- **Task instructions**:
Count the lines below that contain the word "type". Give only the number.

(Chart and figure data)
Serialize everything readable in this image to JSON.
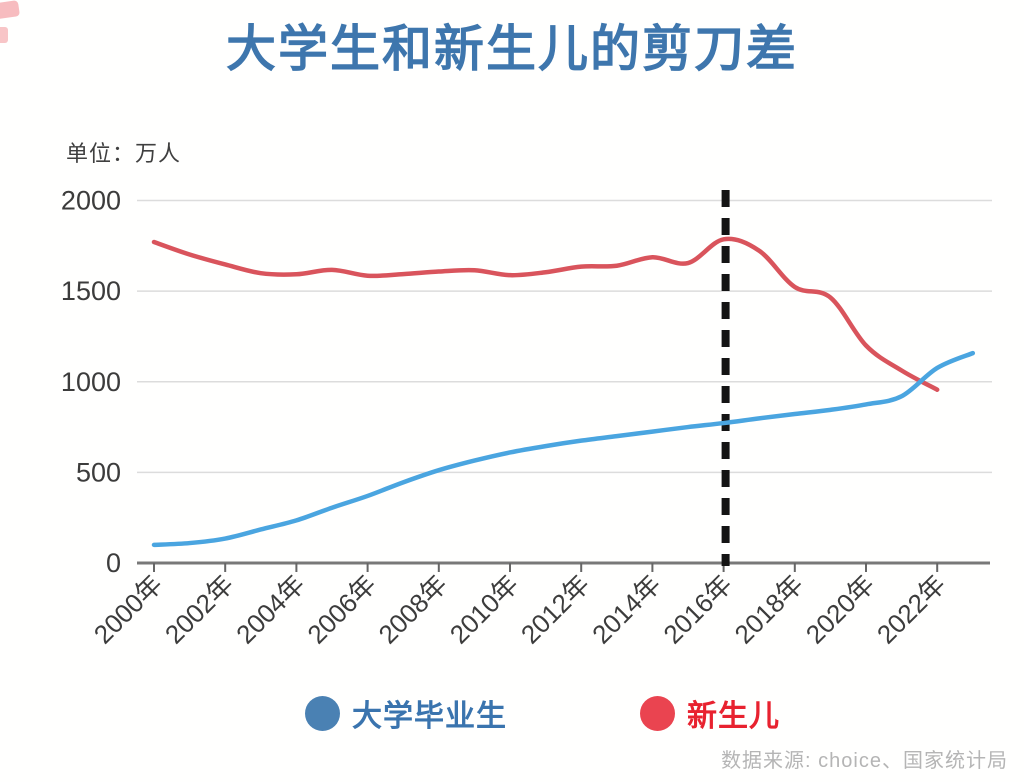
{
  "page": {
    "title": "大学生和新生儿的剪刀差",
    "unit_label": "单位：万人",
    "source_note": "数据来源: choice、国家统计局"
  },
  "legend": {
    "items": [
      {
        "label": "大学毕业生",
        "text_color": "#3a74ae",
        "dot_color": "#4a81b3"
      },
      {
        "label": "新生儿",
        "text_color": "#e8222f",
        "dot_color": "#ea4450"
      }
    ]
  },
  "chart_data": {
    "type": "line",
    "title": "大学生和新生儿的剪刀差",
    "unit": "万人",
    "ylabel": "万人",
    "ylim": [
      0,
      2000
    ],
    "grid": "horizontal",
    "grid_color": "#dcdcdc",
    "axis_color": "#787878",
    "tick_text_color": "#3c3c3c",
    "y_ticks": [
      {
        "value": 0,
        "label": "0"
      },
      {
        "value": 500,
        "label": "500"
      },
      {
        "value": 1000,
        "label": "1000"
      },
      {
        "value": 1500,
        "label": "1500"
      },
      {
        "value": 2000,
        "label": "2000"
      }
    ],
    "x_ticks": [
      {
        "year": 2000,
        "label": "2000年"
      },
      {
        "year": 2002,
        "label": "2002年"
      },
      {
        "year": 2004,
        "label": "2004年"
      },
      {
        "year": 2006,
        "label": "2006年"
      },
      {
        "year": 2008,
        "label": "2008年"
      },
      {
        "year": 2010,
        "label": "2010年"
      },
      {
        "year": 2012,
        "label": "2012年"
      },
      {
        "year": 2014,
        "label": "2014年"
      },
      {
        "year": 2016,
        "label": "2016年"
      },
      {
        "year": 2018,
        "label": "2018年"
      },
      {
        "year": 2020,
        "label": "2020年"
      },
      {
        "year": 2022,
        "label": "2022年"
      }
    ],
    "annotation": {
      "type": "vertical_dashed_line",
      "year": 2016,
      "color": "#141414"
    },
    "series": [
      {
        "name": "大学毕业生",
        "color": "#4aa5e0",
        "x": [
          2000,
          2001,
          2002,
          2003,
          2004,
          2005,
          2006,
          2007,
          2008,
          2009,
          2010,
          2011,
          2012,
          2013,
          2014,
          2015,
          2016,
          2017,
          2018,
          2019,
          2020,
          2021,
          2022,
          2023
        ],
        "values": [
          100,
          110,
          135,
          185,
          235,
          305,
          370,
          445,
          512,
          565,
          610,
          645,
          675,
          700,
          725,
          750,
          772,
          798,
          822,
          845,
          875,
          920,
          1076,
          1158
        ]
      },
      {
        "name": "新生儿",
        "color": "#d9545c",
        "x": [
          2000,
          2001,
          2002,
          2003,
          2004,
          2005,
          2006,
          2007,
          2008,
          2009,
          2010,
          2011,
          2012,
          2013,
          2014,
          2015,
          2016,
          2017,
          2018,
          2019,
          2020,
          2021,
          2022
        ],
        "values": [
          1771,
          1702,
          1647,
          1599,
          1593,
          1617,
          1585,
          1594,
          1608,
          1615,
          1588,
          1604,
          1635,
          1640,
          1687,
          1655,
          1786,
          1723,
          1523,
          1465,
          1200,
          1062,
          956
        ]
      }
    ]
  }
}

- **Reply**:
2